Items from a data source
········

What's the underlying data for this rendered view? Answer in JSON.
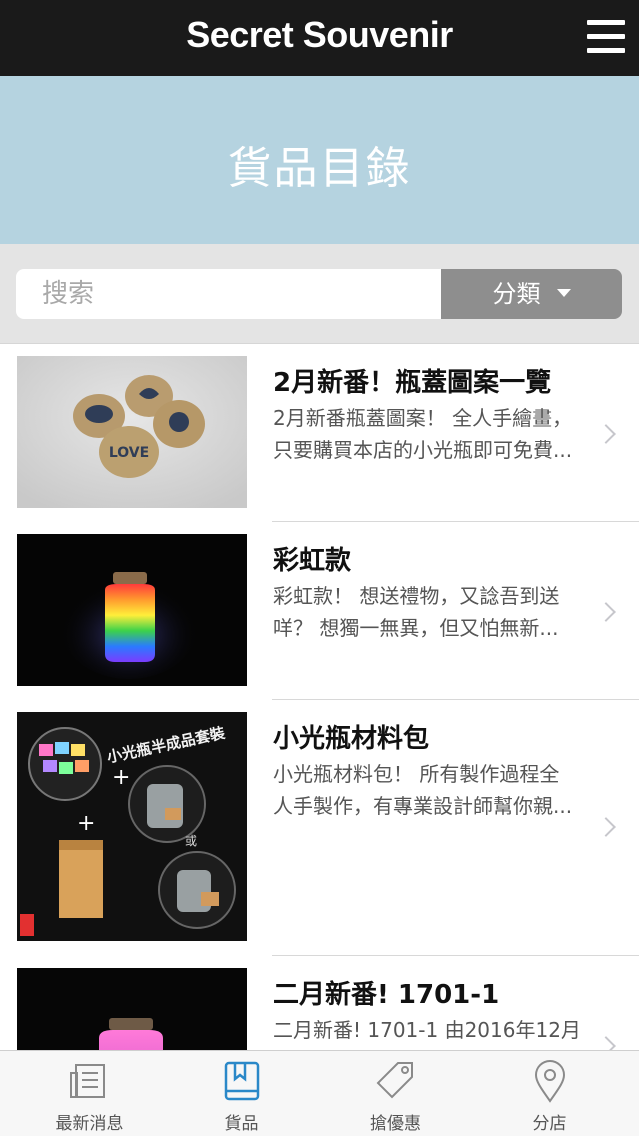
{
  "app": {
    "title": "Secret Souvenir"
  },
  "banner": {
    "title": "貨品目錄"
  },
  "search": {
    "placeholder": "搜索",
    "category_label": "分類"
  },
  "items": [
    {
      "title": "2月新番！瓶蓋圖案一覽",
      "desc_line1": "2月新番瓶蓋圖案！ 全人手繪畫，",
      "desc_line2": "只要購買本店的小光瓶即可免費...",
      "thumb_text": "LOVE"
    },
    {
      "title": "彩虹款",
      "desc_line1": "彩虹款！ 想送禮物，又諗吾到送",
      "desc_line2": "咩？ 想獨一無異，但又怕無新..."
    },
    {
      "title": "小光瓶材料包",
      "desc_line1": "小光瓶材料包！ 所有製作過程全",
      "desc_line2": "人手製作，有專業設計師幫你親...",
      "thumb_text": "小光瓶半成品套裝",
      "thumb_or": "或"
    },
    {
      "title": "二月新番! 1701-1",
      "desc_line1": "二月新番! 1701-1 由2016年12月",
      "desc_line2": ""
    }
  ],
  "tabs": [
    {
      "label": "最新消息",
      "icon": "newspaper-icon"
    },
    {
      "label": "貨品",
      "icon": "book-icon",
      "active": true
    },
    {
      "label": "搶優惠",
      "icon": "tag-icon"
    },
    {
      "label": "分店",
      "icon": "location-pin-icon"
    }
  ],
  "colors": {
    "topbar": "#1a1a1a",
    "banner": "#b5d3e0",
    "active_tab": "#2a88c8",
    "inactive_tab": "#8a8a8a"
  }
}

········

Exercise directions = Exclude the pictures, and transcribe all of the material exactly.

Solution =
What's the underlying data for this rendered view? Answer in JSON.
{
  "app": {
    "title": "Secret Souvenir"
  },
  "banner": {
    "title": "貨品目錄"
  },
  "search": {
    "placeholder": "搜索",
    "category_label": "分類"
  },
  "items": [
    {
      "title": "2月新番！瓶蓋圖案一覽",
      "desc_line1": "2月新番瓶蓋圖案！ 全人手繪畫，",
      "desc_line2": "只要購買本店的小光瓶即可免費...",
      "thumb_text": "LOVE"
    },
    {
      "title": "彩虹款",
      "desc_line1": "彩虹款！ 想送禮物，又諗吾到送",
      "desc_line2": "咩？ 想獨一無異，但又怕無新..."
    },
    {
      "title": "小光瓶材料包",
      "desc_line1": "小光瓶材料包！ 所有製作過程全",
      "desc_line2": "人手製作，有專業設計師幫你親...",
      "thumb_text": "小光瓶半成品套裝",
      "thumb_or": "或"
    },
    {
      "title": "二月新番! 1701-1",
      "desc_line1": "二月新番! 1701-1 由2016年12月",
      "desc_line2": ""
    }
  ],
  "tabs": [
    {
      "label": "最新消息",
      "icon": "newspaper-icon"
    },
    {
      "label": "貨品",
      "icon": "book-icon",
      "active": true
    },
    {
      "label": "搶優惠",
      "icon": "tag-icon"
    },
    {
      "label": "分店",
      "icon": "location-pin-icon"
    }
  ],
  "colors": {
    "topbar": "#1a1a1a",
    "banner": "#b5d3e0",
    "active_tab": "#2a88c8",
    "inactive_tab": "#8a8a8a"
  }
}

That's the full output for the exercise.